▸ **REQUIRED ACTION**: Reproduce the passage of the Daseke Form 8-K cover page from "Soliciting material pursuant" up to and including "(17 CFR 240.14d-2(b))".

▸ **DOCUMENT EXTRACT**:

--- --- ---

8-K 1 f8-k.htm 8-K DSKE_20170822_8K_Term Loan B Amend_Folio

UNITED STATES
SECURITIES AND EXCHANGE COMMISSION

Washington, D.C. 20549

 

FORM 8-K

 

CURRENT REPORT

Pursuant to Section 13 OR 15(d) of The Securities Exchange Act of 1934

 

August 22, 2017

Date of Report (Date of earliest event reported)

 

DASEKE, INC.

(Exact name of registrant as specified in its charter)

 

Delaware
(State or Other Jurisdiction of
Incorporation)

 

001-37509
(Commission
File Number)

 

47-3913221
(IRS Employer
Identification No.)

 

 

 

 

 

15455 Dallas Parkway, Suite 440
Addison, Texas

 

75001

(Address of Principal Executive Offices)

 

(Zip Code)

 

 

 

 

 

Registrant’s Telephone Number, Including Area Code: (972) 248-0412

 

 

Check the appropriate box below if the Form 8-K filing is intended to simultaneously satisfy the filing obligation of the registrant under any of the following provisions

 

     Written communications pursuant to Rule 425 under the Securities Act (17 CFR 230.425)

 

     Soliciting material pursuant to Rule 14a-12 under the Exchange Act (17 CFR 240.14a-12)

 

     Pre-commencement communications pursuant to Rule 14d-2(b) under the Exchange Act (17 CFR 240.14d-2(b))

 

     Pre-commencement communications pursuant to Rule 13e-4(c) under the Exchange Act (17 CFR 240.13e-4(c)

--- --- ---

▸ **DATA TO EXAMINE**:
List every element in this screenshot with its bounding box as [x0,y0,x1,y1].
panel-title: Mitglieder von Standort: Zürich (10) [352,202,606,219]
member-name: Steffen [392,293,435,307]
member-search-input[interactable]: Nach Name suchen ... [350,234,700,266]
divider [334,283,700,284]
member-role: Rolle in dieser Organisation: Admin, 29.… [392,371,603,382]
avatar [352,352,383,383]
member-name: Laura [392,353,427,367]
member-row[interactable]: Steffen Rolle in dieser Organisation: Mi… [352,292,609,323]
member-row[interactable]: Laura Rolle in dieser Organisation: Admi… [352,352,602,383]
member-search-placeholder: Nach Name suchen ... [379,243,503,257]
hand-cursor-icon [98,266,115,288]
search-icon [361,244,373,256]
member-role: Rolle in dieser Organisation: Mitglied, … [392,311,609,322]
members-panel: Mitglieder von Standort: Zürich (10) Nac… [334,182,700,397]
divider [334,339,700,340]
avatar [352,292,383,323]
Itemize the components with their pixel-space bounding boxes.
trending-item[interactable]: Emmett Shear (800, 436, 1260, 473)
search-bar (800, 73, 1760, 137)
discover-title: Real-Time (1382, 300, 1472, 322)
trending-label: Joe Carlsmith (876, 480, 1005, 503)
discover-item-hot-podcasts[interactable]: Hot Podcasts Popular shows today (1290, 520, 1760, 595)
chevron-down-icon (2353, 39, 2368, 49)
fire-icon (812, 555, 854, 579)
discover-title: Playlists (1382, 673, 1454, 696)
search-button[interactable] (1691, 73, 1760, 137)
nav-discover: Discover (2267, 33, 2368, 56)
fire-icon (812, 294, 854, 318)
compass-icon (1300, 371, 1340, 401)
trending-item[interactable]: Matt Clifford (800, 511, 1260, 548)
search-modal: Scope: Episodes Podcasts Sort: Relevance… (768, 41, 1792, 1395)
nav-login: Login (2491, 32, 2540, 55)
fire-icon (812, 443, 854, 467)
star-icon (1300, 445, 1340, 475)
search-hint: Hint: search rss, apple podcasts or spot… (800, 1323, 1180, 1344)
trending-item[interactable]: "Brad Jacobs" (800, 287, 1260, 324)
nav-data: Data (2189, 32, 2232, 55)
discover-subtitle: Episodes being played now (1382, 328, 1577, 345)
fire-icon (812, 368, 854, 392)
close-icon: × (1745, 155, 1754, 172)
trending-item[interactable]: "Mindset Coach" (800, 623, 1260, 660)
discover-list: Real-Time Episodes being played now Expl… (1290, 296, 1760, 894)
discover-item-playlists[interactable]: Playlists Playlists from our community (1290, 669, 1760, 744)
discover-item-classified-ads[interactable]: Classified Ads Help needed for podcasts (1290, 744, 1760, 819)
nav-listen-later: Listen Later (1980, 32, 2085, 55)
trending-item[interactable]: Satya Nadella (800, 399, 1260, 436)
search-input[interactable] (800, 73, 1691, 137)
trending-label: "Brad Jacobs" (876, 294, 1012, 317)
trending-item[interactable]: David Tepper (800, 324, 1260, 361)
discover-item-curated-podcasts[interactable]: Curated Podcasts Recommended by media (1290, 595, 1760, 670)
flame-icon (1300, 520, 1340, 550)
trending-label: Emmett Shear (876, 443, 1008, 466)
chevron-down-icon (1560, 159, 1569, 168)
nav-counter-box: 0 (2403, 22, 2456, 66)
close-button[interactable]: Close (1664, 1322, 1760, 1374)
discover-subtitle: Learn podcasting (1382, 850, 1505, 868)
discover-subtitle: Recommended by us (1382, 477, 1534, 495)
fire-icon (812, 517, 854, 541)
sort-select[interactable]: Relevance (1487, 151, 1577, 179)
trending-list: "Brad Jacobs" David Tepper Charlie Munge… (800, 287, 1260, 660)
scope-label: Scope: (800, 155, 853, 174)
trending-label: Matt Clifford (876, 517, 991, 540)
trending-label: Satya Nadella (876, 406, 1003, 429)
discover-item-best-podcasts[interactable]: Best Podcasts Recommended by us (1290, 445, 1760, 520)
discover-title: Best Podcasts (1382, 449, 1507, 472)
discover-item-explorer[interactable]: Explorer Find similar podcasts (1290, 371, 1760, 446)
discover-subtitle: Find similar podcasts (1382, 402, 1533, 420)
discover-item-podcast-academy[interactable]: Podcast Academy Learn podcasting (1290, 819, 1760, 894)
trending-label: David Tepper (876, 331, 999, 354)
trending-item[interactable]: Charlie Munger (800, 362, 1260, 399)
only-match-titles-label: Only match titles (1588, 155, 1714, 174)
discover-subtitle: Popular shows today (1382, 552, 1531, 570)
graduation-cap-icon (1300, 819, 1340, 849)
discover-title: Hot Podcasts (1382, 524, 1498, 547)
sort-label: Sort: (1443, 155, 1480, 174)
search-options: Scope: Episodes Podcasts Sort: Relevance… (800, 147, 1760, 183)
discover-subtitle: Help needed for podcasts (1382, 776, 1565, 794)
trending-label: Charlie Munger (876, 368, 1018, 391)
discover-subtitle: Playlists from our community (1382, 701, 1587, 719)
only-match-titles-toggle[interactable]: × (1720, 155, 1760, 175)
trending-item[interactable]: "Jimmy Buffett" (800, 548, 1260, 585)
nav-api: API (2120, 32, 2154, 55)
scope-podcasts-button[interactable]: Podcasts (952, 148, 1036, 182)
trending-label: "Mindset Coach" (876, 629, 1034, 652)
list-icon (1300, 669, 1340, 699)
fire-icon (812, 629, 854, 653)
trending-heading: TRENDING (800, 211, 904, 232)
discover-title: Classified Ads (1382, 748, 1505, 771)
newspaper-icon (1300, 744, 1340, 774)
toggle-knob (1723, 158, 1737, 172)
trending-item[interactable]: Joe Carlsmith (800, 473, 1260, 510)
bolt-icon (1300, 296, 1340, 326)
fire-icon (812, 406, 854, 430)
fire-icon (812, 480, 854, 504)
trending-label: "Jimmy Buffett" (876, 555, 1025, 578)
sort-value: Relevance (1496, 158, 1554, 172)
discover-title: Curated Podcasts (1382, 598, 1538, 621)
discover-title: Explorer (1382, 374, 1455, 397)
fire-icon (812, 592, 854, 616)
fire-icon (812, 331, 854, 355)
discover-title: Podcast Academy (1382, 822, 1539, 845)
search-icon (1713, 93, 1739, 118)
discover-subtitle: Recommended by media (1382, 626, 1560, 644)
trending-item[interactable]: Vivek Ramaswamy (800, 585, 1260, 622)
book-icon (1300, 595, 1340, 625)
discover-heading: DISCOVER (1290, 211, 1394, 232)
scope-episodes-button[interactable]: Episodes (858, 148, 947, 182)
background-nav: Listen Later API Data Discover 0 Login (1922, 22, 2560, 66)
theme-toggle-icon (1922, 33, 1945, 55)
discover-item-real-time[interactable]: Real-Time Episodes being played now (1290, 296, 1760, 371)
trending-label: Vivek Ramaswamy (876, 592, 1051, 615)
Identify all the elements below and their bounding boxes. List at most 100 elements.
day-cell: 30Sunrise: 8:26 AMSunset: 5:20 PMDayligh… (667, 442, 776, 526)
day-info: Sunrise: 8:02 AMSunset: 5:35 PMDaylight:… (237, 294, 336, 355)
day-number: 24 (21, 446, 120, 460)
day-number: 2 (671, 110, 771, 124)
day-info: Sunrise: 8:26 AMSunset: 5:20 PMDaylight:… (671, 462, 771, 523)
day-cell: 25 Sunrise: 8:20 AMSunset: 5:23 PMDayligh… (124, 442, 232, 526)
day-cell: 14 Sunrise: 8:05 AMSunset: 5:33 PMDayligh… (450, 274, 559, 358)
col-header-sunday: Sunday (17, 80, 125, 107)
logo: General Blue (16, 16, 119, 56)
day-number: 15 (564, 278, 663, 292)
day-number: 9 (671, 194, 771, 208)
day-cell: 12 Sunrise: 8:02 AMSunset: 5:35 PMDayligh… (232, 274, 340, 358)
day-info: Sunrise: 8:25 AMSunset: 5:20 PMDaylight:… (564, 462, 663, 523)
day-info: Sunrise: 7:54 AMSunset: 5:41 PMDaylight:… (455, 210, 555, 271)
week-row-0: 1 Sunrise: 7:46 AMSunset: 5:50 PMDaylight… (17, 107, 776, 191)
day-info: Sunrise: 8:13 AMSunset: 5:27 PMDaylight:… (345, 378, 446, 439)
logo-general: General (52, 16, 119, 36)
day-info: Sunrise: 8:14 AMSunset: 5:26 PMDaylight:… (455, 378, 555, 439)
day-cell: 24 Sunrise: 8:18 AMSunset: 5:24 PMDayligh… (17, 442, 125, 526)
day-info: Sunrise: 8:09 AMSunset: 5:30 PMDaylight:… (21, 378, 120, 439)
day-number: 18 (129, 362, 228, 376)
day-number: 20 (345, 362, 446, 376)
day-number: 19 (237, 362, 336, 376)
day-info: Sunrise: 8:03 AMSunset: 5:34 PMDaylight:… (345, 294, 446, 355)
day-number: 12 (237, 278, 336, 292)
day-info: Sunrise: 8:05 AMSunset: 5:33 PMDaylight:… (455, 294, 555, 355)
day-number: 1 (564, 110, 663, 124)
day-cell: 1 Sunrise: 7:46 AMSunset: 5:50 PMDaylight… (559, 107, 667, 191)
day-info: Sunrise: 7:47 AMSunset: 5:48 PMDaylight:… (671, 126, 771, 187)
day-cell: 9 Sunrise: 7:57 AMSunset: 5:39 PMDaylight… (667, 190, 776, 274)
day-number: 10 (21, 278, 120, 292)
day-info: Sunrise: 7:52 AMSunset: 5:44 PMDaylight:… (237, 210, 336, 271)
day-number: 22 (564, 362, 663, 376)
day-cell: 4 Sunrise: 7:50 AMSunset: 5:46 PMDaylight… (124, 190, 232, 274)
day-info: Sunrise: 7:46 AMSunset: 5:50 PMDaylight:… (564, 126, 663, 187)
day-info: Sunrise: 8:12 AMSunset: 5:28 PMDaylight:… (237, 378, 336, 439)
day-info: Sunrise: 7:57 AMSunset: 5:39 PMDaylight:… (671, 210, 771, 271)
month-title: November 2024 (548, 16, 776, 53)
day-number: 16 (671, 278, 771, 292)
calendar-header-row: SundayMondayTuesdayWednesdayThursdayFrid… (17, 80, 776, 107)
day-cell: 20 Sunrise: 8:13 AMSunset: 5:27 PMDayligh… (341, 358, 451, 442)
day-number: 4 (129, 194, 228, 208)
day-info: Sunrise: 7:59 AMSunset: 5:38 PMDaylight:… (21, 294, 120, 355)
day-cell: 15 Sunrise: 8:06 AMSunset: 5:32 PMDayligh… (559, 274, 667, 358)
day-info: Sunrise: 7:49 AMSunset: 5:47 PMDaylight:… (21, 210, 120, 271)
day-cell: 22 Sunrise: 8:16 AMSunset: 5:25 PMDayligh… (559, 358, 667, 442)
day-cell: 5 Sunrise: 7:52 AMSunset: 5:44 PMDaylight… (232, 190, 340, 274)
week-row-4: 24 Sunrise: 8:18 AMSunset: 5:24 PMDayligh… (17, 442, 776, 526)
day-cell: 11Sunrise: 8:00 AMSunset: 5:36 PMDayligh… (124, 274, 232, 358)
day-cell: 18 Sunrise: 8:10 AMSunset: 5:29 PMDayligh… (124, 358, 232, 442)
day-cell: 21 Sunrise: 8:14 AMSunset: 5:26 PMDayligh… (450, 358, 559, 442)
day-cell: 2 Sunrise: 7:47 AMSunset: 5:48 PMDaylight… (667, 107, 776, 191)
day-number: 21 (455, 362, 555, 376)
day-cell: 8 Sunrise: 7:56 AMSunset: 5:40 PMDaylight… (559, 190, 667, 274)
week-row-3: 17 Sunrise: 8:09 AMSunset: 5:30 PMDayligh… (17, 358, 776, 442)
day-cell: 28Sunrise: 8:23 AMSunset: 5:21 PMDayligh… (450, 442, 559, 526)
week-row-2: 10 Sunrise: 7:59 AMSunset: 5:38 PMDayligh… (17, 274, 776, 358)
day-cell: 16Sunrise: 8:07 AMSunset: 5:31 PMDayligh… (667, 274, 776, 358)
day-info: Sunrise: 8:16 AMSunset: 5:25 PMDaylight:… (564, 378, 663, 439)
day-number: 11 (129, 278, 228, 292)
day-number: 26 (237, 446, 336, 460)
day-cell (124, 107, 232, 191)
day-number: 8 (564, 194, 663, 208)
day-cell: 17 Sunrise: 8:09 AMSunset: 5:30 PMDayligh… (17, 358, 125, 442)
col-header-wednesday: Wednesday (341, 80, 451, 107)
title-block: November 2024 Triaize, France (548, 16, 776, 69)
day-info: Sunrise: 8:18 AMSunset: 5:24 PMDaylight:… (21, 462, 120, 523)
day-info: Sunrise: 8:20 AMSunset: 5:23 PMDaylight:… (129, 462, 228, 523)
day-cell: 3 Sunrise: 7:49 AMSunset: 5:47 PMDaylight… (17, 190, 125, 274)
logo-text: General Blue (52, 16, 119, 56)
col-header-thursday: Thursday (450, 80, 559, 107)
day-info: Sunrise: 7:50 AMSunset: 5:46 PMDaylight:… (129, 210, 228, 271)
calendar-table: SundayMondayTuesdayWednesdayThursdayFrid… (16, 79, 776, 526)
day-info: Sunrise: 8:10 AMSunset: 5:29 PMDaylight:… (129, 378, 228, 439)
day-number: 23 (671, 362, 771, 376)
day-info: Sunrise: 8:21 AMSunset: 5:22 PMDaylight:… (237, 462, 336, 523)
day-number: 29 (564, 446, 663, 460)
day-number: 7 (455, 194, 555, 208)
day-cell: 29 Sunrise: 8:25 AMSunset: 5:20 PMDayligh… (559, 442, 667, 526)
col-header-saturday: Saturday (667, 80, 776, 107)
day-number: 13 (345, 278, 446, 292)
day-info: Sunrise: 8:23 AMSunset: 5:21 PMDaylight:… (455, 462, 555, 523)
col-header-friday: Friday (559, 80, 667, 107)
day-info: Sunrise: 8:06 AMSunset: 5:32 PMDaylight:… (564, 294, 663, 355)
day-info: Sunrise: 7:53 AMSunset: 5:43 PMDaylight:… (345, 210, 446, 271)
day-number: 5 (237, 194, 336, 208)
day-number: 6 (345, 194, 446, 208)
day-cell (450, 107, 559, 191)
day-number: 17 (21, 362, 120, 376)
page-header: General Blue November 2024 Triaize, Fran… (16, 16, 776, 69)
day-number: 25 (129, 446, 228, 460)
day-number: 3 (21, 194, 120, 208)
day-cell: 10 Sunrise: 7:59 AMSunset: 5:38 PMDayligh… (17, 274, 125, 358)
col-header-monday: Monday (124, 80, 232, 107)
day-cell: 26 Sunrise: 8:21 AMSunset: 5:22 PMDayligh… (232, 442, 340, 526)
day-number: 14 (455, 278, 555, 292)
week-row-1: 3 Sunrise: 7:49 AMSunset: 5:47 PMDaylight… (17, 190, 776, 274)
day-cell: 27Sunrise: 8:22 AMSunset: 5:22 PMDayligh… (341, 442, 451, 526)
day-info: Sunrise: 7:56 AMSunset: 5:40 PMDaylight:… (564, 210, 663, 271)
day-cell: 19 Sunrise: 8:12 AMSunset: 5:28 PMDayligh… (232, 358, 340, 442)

--- --- ---

▸ **RESPONSE TO THIS TASK**:
Soliciting material pursuant to Rule 14a-12 under the Exchange Act (17 CFR 240.14a-12)

 

     Pre-commencement communications pursuant to Rule 14d-2(b) under the Exchange Act (17 CFR 240.14d-2(b))